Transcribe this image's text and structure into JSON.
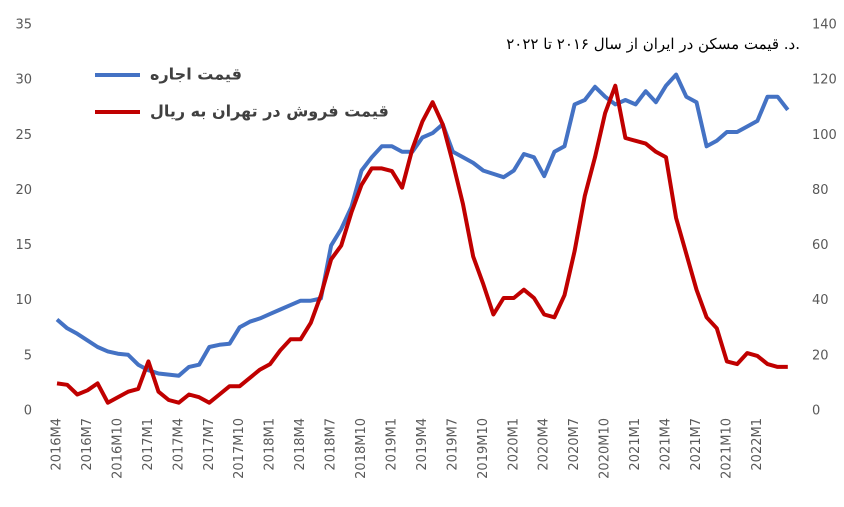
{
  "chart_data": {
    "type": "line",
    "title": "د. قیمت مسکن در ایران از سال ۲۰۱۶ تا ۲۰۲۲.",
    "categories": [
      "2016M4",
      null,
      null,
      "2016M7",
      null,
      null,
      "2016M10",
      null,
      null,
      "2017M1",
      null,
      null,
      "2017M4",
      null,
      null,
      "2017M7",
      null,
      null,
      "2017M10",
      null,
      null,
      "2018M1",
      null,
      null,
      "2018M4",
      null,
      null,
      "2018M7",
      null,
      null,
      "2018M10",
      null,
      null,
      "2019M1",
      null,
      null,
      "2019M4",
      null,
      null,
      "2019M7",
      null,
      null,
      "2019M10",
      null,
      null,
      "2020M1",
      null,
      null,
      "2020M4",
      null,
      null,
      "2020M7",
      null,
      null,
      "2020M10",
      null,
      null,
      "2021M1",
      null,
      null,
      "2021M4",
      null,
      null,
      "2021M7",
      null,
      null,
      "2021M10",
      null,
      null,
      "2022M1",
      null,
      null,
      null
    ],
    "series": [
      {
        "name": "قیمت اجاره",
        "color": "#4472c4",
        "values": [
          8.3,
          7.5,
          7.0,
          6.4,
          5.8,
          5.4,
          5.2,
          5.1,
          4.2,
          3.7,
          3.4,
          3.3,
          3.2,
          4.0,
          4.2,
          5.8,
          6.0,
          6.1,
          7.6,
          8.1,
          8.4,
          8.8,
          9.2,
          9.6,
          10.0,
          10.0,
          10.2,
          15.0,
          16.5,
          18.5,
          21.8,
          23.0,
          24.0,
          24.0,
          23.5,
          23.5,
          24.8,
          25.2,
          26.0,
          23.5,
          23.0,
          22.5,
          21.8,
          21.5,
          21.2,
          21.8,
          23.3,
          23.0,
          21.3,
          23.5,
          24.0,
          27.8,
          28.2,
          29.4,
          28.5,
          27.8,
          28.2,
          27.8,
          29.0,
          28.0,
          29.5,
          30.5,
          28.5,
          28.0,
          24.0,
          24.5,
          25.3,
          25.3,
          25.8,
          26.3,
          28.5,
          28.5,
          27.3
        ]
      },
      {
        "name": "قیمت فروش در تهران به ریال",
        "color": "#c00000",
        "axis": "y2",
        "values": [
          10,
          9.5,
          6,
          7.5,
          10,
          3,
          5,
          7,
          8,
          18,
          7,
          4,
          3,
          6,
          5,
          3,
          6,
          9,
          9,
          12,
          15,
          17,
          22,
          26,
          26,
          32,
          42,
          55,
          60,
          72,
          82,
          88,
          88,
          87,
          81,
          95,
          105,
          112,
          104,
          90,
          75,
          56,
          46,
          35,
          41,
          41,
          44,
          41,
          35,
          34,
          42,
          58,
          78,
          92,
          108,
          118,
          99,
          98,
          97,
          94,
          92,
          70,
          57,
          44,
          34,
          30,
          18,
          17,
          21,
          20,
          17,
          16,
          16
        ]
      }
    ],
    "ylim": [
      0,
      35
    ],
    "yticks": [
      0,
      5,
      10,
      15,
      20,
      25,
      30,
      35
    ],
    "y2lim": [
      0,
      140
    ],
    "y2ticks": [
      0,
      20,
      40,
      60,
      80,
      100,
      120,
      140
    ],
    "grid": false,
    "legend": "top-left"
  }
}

++++++++

▸ **Problem to work on**
Write out each entry exactly as given, omitting any picture.

▸ **Task solution**
Transcribe this image's text and structure into JSON.
{
  "chart_data": {
    "type": "line",
    "title": "د. قیمت مسکن در ایران از سال ۲۰۱۶ تا ۲۰۲۲.",
    "categories": [
      "2016M4",
      null,
      null,
      "2016M7",
      null,
      null,
      "2016M10",
      null,
      null,
      "2017M1",
      null,
      null,
      "2017M4",
      null,
      null,
      "2017M7",
      null,
      null,
      "2017M10",
      null,
      null,
      "2018M1",
      null,
      null,
      "2018M4",
      null,
      null,
      "2018M7",
      null,
      null,
      "2018M10",
      null,
      null,
      "2019M1",
      null,
      null,
      "2019M4",
      null,
      null,
      "2019M7",
      null,
      null,
      "2019M10",
      null,
      null,
      "2020M1",
      null,
      null,
      "2020M4",
      null,
      null,
      "2020M7",
      null,
      null,
      "2020M10",
      null,
      null,
      "2021M1",
      null,
      null,
      "2021M4",
      null,
      null,
      "2021M7",
      null,
      null,
      "2021M10",
      null,
      null,
      "2022M1",
      null,
      null,
      null
    ],
    "series": [
      {
        "name": "قیمت اجاره",
        "color": "#4472c4",
        "values": [
          8.3,
          7.5,
          7.0,
          6.4,
          5.8,
          5.4,
          5.2,
          5.1,
          4.2,
          3.7,
          3.4,
          3.3,
          3.2,
          4.0,
          4.2,
          5.8,
          6.0,
          6.1,
          7.6,
          8.1,
          8.4,
          8.8,
          9.2,
          9.6,
          10.0,
          10.0,
          10.2,
          15.0,
          16.5,
          18.5,
          21.8,
          23.0,
          24.0,
          24.0,
          23.5,
          23.5,
          24.8,
          25.2,
          26.0,
          23.5,
          23.0,
          22.5,
          21.8,
          21.5,
          21.2,
          21.8,
          23.3,
          23.0,
          21.3,
          23.5,
          24.0,
          27.8,
          28.2,
          29.4,
          28.5,
          27.8,
          28.2,
          27.8,
          29.0,
          28.0,
          29.5,
          30.5,
          28.5,
          28.0,
          24.0,
          24.5,
          25.3,
          25.3,
          25.8,
          26.3,
          28.5,
          28.5,
          27.3
        ]
      },
      {
        "name": "قیمت فروش در تهران به ریال",
        "color": "#c00000",
        "axis": "y2",
        "values": [
          10,
          9.5,
          6,
          7.5,
          10,
          3,
          5,
          7,
          8,
          18,
          7,
          4,
          3,
          6,
          5,
          3,
          6,
          9,
          9,
          12,
          15,
          17,
          22,
          26,
          26,
          32,
          42,
          55,
          60,
          72,
          82,
          88,
          88,
          87,
          81,
          95,
          105,
          112,
          104,
          90,
          75,
          56,
          46,
          35,
          41,
          41,
          44,
          41,
          35,
          34,
          42,
          58,
          78,
          92,
          108,
          118,
          99,
          98,
          97,
          94,
          92,
          70,
          57,
          44,
          34,
          30,
          18,
          17,
          21,
          20,
          17,
          16,
          16
        ]
      }
    ],
    "ylim": [
      0,
      35
    ],
    "yticks": [
      0,
      5,
      10,
      15,
      20,
      25,
      30,
      35
    ],
    "y2lim": [
      0,
      140
    ],
    "y2ticks": [
      0,
      20,
      40,
      60,
      80,
      100,
      120,
      140
    ],
    "grid": false,
    "legend": "top-left"
  }
}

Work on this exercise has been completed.